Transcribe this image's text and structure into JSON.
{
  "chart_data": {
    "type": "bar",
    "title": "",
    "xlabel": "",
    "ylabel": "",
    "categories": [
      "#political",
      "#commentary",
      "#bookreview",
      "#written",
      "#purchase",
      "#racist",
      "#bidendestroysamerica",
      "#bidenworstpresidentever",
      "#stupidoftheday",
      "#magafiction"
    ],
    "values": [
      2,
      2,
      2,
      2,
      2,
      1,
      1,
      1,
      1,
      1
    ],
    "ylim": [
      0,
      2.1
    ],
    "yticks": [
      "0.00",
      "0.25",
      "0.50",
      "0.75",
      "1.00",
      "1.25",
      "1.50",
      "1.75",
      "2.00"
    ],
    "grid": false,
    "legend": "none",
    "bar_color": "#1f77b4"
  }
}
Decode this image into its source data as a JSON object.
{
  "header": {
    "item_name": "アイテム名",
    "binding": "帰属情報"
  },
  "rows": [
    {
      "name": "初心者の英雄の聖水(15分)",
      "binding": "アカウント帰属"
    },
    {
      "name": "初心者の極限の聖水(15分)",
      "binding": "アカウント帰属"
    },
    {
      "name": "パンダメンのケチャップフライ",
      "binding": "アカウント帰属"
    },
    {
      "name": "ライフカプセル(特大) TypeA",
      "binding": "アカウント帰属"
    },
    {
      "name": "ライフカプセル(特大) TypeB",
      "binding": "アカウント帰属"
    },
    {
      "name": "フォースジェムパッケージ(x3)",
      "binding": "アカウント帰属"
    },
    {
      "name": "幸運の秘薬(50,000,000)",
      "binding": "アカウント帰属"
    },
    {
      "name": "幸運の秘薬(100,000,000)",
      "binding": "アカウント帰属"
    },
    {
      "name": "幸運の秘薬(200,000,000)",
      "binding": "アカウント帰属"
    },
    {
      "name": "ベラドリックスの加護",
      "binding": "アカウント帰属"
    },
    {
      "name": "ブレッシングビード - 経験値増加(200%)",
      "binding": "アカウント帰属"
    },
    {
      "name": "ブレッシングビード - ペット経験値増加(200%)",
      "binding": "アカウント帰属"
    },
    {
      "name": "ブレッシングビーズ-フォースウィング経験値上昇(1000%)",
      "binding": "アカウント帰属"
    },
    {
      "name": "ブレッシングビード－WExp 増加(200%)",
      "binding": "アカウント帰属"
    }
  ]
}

________________________

● Requirement
Recopy all the lines exactly as they appear.

● Complete output
Transcribe this image's text and structure into JSON.
{
  "chart_data": {
    "type": "bar",
    "title": "",
    "xlabel": "",
    "ylabel": "",
    "categories": [
      "#political",
      "#commentary",
      "#bookreview",
      "#written",
      "#purchase",
      "#racist",
      "#bidendestroysamerica",
      "#bidenworstpresidentever",
      "#stupidoftheday",
      "#magafiction"
    ],
    "values": [
      2,
      2,
      2,
      2,
      2,
      1,
      1,
      1,
      1,
      1
    ],
    "ylim": [
      0,
      2.1
    ],
    "yticks": [
      "0.00",
      "0.25",
      "0.50",
      "0.75",
      "1.00",
      "1.25",
      "1.50",
      "1.75",
      "2.00"
    ],
    "grid": false,
    "legend": "none",
    "bar_color": "#1f77b4"
  }
}
Decode this image into its source data as a JSON object.
{
  "header": {
    "item_name": "アイテム名",
    "binding": "帰属情報"
  },
  "rows": [
    {
      "name": "初心者の英雄の聖水(15分)",
      "binding": "アカウント帰属"
    },
    {
      "name": "初心者の極限の聖水(15分)",
      "binding": "アカウント帰属"
    },
    {
      "name": "パンダメンのケチャップフライ",
      "binding": "アカウント帰属"
    },
    {
      "name": "ライフカプセル(特大) TypeA",
      "binding": "アカウント帰属"
    },
    {
      "name": "ライフカプセル(特大) TypeB",
      "binding": "アカウント帰属"
    },
    {
      "name": "フォースジェムパッケージ(x3)",
      "binding": "アカウント帰属"
    },
    {
      "name": "幸運の秘薬(50,000,000)",
      "binding": "アカウント帰属"
    },
    {
      "name": "幸運の秘薬(100,000,000)",
      "binding": "アカウント帰属"
    },
    {
      "name": "幸運の秘薬(200,000,000)",
      "binding": "アカウント帰属"
    },
    {
      "name": "ベラドリックスの加護",
      "binding": "アカウント帰属"
    },
    {
      "name": "ブレッシングビード - 経験値増加(200%)",
      "binding": "アカウント帰属"
    },
    {
      "name": "ブレッシングビード - ペット経験値増加(200%)",
      "binding": "アカウント帰属"
    },
    {
      "name": "ブレッシングビーズ-フォースウィング経験値上昇(1000%)",
      "binding": "アカウント帰属"
    },
    {
      "name": "ブレッシングビード－WExp 増加(200%)",
      "binding": "アカウント帰属"
    }
  ]
}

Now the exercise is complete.